What the task asks:
All the data below goes into the copy word for word, but the pictures don't.

Provided material:
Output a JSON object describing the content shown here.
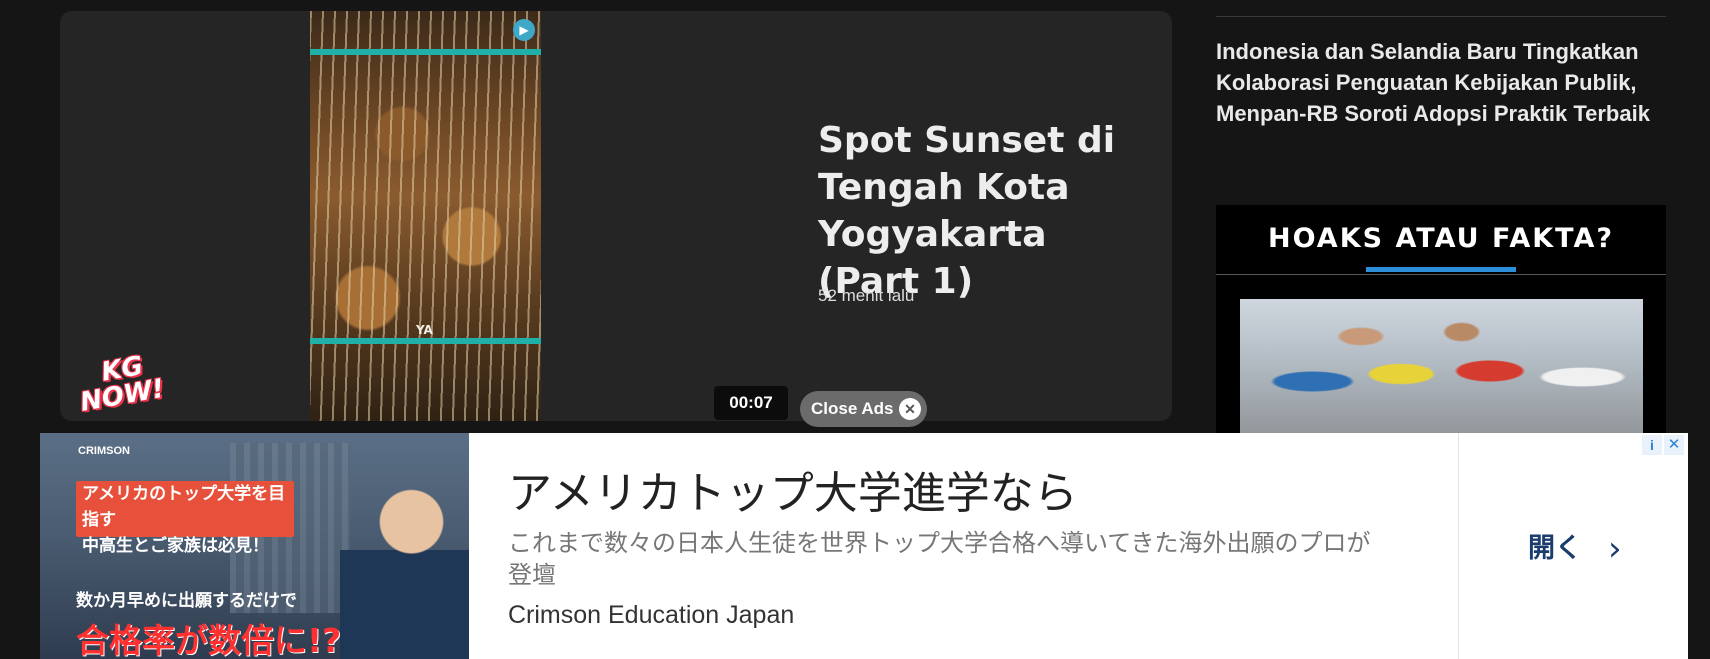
{
  "video_ad": {
    "title": "Spot Sunset di Tengah Kota Yogyakarta (Part 1)",
    "time_ago": "52 menit lalu",
    "timer": "00:07",
    "close_label": "Close Ads",
    "logo_line1": "KG",
    "logo_line2": "NOW!",
    "thumb_watermark": "YA"
  },
  "sidebar": {
    "article_title": "Indonesia dan Selandia Baru Tingkatkan Kolaborasi Penguatan Kebijakan Publik, Menpan-RB Soroti Adopsi Praktik Terbaik",
    "section_title": "HOAKS ATAU FAKTA?"
  },
  "ad_banner": {
    "image_brand": "CRIMSON",
    "image_red_line1": "アメリカのトップ大学を目指す",
    "image_red_line2": "中高生とご家族は必見！",
    "image_sub1": "数か月早めに出願するだけで",
    "image_sub2": "合格率が数倍に!?",
    "headline": "アメリカトップ大学進学なら",
    "description": "これまで数々の日本人生徒を世界トップ大学合格へ導いてきた海外出願のプロが登壇",
    "advertiser": "Crimson Education Japan",
    "cta": "開く"
  },
  "colors": {
    "page_bg": "#151515",
    "card_bg": "#252525",
    "accent_blue": "#2d8fd9",
    "cta_blue": "#1a3c6e"
  }
}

Output of the exercise:
Output a JSON object describing the content shown here.
{
  "video_ad": {
    "title": "Spot Sunset di Tengah Kota Yogyakarta (Part 1)",
    "time_ago": "52 menit lalu",
    "timer": "00:07",
    "close_label": "Close Ads",
    "logo_line1": "KG",
    "logo_line2": "NOW!",
    "thumb_watermark": "YA"
  },
  "sidebar": {
    "article_title": "Indonesia dan Selandia Baru Tingkatkan Kolaborasi Penguatan Kebijakan Publik, Menpan-RB Soroti Adopsi Praktik Terbaik",
    "section_title": "HOAKS ATAU FAKTA?"
  },
  "ad_banner": {
    "image_brand": "CRIMSON",
    "image_red_line1": "アメリカのトップ大学を目指す",
    "image_red_line2": "中高生とご家族は必見！",
    "image_sub1": "数か月早めに出願するだけで",
    "image_sub2": "合格率が数倍に!?",
    "headline": "アメリカトップ大学進学なら",
    "description": "これまで数々の日本人生徒を世界トップ大学合格へ導いてきた海外出願のプロが登壇",
    "advertiser": "Crimson Education Japan",
    "cta": "開く"
  },
  "colors": {
    "page_bg": "#151515",
    "card_bg": "#252525",
    "accent_blue": "#2d8fd9",
    "cta_blue": "#1a3c6e"
  }
}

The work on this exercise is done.